— Start Supplied data —
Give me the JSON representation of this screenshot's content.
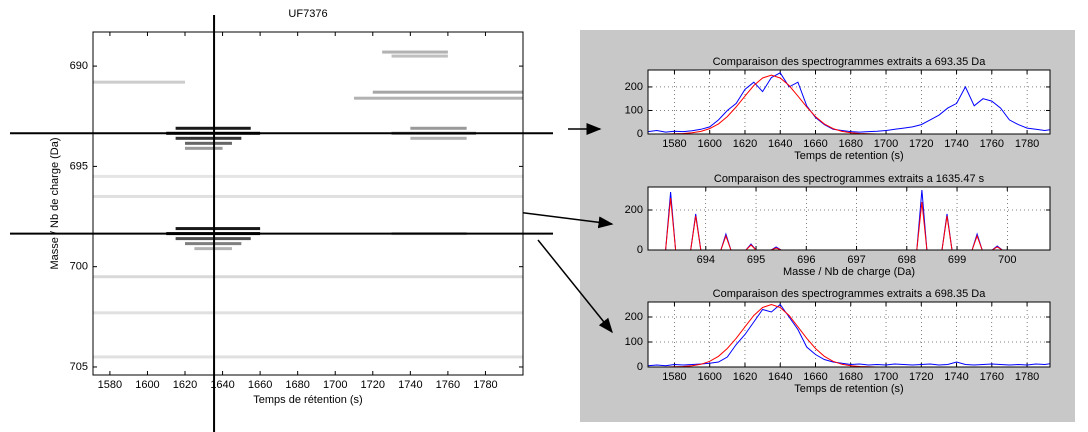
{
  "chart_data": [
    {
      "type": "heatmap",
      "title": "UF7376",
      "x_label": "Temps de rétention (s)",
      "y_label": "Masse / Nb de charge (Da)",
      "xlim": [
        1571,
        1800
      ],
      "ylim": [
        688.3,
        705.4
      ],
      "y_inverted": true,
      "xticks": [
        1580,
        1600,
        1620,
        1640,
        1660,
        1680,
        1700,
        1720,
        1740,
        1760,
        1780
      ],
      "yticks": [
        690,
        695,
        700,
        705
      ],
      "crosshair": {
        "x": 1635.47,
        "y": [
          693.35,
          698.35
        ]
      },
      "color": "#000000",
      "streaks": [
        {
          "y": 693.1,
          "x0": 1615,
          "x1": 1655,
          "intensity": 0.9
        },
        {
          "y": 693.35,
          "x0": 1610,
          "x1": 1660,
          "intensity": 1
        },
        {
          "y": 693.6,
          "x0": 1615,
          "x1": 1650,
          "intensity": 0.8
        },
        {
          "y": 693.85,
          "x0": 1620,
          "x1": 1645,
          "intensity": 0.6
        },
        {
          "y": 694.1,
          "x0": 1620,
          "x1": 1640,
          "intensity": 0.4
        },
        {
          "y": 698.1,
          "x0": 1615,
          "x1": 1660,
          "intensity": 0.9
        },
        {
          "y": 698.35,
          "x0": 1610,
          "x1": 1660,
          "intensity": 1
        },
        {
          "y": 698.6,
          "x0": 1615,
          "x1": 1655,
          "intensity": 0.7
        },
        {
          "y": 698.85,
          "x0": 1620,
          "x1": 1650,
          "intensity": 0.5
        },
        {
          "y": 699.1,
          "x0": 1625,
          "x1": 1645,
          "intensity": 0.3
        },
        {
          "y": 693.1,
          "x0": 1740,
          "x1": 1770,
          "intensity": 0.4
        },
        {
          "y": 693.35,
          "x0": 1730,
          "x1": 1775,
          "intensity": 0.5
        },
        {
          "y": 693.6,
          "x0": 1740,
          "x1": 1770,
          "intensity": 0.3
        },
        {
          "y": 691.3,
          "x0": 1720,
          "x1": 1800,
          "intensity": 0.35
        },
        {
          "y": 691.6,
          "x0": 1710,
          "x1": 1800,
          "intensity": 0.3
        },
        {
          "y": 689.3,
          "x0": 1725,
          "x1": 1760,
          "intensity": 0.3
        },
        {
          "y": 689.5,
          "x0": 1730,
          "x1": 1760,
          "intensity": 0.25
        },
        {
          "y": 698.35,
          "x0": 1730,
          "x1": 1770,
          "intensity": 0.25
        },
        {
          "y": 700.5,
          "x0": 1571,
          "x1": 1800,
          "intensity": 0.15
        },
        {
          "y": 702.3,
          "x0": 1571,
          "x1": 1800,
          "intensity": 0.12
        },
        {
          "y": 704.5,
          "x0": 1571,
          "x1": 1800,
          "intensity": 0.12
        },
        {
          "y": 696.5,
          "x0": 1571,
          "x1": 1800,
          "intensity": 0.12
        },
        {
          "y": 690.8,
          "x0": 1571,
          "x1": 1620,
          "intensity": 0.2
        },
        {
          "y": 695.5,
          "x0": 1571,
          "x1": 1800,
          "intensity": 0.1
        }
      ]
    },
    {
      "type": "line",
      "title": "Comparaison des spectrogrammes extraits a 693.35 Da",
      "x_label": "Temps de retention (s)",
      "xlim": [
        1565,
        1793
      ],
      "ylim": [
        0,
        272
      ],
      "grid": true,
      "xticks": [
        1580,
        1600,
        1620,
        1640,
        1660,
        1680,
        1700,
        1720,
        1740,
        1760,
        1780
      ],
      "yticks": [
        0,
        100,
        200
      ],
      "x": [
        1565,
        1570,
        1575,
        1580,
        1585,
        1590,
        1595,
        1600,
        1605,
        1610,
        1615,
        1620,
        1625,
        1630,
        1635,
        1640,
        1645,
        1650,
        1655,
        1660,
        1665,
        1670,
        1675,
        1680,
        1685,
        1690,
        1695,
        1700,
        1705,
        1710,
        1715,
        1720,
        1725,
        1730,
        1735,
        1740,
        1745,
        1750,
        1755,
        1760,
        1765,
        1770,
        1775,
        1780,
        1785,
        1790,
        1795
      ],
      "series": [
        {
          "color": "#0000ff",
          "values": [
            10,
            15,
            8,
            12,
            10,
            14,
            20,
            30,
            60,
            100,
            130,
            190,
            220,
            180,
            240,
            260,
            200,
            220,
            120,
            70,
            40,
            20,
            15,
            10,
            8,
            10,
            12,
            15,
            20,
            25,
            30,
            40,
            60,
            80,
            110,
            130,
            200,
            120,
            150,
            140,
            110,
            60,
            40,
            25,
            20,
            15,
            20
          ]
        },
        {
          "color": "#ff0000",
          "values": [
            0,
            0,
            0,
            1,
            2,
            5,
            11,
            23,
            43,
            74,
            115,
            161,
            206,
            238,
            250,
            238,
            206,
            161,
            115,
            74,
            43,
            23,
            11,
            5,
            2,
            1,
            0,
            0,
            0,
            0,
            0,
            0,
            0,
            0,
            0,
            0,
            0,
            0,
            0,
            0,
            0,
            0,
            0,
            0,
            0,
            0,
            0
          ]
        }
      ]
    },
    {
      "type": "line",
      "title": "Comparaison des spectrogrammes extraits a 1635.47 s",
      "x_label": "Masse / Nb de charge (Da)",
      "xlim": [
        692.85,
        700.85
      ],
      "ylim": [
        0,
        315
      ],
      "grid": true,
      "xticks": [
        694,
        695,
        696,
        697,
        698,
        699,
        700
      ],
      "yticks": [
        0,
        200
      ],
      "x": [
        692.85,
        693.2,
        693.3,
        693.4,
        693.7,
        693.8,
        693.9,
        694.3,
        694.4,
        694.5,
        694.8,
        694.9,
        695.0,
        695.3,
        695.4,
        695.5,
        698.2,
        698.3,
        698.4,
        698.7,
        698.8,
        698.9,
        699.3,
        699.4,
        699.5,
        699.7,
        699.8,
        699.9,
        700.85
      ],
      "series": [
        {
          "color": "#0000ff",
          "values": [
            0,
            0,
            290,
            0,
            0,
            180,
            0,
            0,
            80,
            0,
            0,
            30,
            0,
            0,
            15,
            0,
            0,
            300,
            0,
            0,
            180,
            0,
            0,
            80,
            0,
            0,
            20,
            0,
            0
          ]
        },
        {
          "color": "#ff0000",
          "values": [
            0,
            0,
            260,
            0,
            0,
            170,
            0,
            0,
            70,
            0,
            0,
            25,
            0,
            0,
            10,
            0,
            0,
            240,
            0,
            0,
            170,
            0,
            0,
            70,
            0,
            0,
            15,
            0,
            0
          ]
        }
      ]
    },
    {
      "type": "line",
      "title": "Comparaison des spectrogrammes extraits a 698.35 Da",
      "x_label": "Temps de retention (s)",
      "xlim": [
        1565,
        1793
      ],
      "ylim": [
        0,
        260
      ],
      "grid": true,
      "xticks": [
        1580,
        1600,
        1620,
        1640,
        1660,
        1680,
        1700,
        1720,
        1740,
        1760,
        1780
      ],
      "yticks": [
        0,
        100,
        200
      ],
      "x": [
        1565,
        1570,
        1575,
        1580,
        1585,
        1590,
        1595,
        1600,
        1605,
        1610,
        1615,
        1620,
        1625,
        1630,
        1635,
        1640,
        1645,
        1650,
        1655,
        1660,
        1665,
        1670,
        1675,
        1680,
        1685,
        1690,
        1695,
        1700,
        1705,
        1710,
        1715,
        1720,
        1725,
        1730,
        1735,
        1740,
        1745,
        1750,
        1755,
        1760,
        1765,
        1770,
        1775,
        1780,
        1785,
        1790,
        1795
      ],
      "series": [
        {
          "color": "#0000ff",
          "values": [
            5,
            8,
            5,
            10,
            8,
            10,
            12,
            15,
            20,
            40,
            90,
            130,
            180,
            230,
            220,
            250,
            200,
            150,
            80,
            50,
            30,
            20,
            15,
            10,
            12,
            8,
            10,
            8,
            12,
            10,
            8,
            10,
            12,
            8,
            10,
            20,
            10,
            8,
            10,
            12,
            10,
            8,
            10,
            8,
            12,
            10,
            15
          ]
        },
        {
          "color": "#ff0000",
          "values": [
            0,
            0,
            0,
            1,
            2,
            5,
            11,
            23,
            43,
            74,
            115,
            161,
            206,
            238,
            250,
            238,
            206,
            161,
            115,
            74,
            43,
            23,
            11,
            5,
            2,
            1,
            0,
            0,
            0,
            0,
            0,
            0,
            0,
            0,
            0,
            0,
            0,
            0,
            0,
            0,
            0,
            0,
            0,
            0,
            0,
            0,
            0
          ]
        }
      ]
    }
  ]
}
— End Supplied data —
**Aim**:
Using the listing above, say how many of its lines contain the string "extraits", giving nothing but the figure.

**Response to this task**:
3